> **Problem to solve**: Write out, precisely and in full, each line of the material.

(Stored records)
* Start *

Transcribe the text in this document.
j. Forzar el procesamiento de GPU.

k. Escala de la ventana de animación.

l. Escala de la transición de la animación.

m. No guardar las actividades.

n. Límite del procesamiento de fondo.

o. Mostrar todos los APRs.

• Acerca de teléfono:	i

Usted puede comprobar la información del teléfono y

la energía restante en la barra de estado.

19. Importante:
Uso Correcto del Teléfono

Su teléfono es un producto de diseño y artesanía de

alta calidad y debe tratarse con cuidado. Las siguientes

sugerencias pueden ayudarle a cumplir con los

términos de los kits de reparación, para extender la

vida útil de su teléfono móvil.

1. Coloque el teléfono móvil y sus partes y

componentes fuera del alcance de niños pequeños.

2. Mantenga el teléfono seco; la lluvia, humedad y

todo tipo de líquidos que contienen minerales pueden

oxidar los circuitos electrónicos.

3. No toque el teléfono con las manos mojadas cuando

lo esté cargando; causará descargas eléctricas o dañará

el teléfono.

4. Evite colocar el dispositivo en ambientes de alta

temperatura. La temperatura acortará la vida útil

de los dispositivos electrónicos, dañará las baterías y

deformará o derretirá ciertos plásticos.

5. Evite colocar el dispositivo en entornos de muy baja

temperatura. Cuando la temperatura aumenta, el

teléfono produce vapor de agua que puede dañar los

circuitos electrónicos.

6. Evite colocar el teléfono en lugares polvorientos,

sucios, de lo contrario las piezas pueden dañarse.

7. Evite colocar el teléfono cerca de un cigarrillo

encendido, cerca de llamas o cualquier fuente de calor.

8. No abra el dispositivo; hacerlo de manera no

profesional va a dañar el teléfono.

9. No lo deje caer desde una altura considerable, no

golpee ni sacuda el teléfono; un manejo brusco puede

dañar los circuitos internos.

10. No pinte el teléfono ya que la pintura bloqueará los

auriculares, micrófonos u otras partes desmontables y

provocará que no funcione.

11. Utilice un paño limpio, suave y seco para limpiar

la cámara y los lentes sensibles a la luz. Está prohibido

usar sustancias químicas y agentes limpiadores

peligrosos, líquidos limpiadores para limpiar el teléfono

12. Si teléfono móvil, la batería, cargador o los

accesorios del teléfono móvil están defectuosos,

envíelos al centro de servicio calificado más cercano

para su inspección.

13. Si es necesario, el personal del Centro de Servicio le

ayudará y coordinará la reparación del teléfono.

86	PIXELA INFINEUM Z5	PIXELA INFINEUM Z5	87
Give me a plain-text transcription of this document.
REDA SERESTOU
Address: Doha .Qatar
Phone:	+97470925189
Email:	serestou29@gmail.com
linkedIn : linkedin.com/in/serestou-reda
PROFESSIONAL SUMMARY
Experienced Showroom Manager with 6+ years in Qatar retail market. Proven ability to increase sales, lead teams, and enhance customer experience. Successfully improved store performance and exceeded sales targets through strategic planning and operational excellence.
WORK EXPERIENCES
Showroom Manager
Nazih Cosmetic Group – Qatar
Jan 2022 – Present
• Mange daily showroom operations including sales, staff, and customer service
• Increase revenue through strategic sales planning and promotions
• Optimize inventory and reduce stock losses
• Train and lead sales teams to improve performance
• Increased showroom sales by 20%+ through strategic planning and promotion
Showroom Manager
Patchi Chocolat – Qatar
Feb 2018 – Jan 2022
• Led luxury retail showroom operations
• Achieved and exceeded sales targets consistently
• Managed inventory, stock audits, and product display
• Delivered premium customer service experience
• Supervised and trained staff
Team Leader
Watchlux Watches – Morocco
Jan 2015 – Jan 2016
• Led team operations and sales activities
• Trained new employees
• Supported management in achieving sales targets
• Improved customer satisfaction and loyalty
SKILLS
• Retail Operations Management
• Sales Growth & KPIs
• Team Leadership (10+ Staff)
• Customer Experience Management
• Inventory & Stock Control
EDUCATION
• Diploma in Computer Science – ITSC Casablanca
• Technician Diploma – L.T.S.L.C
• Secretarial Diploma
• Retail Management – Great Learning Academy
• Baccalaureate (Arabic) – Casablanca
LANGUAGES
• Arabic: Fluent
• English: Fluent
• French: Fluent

* End *

> **Response for this exercise**:
Transcribe the text in this document.
j. Forzar el procesamiento de GPU.

k. Escala de la ventana de animación.

l. Escala de la transición de la animación.

m. No guardar las actividades.

n. Límite del procesamiento de fondo.

o. Mostrar todos los APRs.

• Acerca de teléfono:	i

Usted puede comprobar la información del teléfono y

la energía restante en la barra de estado.

19. Importante:
Uso Correcto del Teléfono

Su teléfono es un producto de diseño y artesanía de

alta calidad y debe tratarse con cuidado. Las siguientes

sugerencias pueden ayudarle a cumplir con los

términos de los kits de reparación, para extender la

vida útil de su teléfono móvil.

1. Coloque el teléfono móvil y sus partes y

componentes fuera del alcance de niños pequeños.

2. Mantenga el teléfono seco; la lluvia, humedad y

todo tipo de líquidos que contienen minerales pueden

oxidar los circuitos electrónicos.

3. No toque el teléfono con las manos mojadas cuando

lo esté cargando; causará descargas eléctricas o dañará

el teléfono.

4. Evite colocar el dispositivo en ambientes de alta

temperatura. La temperatura acortará la vida útil

de los dispositivos electrónicos, dañará las baterías y

deformará o derretirá ciertos plásticos.

5. Evite colocar el dispositivo en entornos de muy baja

temperatura. Cuando la temperatura aumenta, el

teléfono produce vapor de agua que puede dañar los

circuitos electrónicos.

6. Evite colocar el teléfono en lugares polvorientos,

sucios, de lo contrario las piezas pueden dañarse.

7. Evite colocar el teléfono cerca de un cigarrillo

encendido, cerca de llamas o cualquier fuente de calor.

8. No abra el dispositivo; hacerlo de manera no

profesional va a dañar el teléfono.

9. No lo deje caer desde una altura considerable, no

golpee ni sacuda el teléfono; un manejo brusco puede

dañar los circuitos internos.

10. No pinte el teléfono ya que la pintura bloqueará los

auriculares, micrófonos u otras partes desmontables y

provocará que no funcione.

11. Utilice un paño limpio, suave y seco para limpiar

la cámara y los lentes sensibles a la luz. Está prohibido

usar sustancias químicas y agentes limpiadores

peligrosos, líquidos limpiadores para limpiar el teléfono

12. Si teléfono móvil, la batería, cargador o los

accesorios del teléfono móvil están defectuosos,

envíelos al centro de servicio calificado más cercano

para su inspección.

13. Si es necesario, el personal del Centro de Servicio le

ayudará y coordinará la reparación del teléfono.

86	PIXELA INFINEUM Z5	PIXELA INFINEUM Z5	87
Give me a plain-text transcription of this document.
REDA SERESTOU
Address: Doha .Qatar
Phone:	+97470925189
Email:	serestou29@gmail.com
linkedIn : linkedin.com/in/serestou-reda
PROFESSIONAL SUMMARY
Experienced Showroom Manager with 6+ years in Qatar retail market. Proven ability to increase sales, lead teams, and enhance customer experience. Successfully improved store performance and exceeded sales targets through strategic planning and operational excellence.
WORK EXPERIENCES
Showroom Manager
Nazih Cosmetic Group – Qatar
Jan 2022 – Present
• Mange daily showroom operations including sales, staff, and customer service
• Increase revenue through strategic sales planning and promotions
• Optimize inventory and reduce stock losses
• Train and lead sales teams to improve performance
• Increased showroom sales by 20%+ through strategic planning and promotion
Showroom Manager
Patchi Chocolat – Qatar
Feb 2018 – Jan 2022
• Led luxury retail showroom operations
• Achieved and exceeded sales targets consistently
• Managed inventory, stock audits, and product display
• Delivered premium customer service experience
• Supervised and trained staff
Team Leader
Watchlux Watches – Morocco
Jan 2015 – Jan 2016
• Led team operations and sales activities
• Trained new employees
• Supported management in achieving sales targets
• Improved customer satisfaction and loyalty
SKILLS
• Retail Operations Management
• Sales Growth & KPIs
• Team Leadership (10+ Staff)
• Customer Experience Management
• Inventory & Stock Control
EDUCATION
• Diploma in Computer Science – ITSC Casablanca
• Technician Diploma – L.T.S.L.C
• Secretarial Diploma
• Retail Management – Great Learning Academy
• Baccalaureate (Arabic) – Casablanca
LANGUAGES
• Arabic: Fluent
• English: Fluent
• French: Fluent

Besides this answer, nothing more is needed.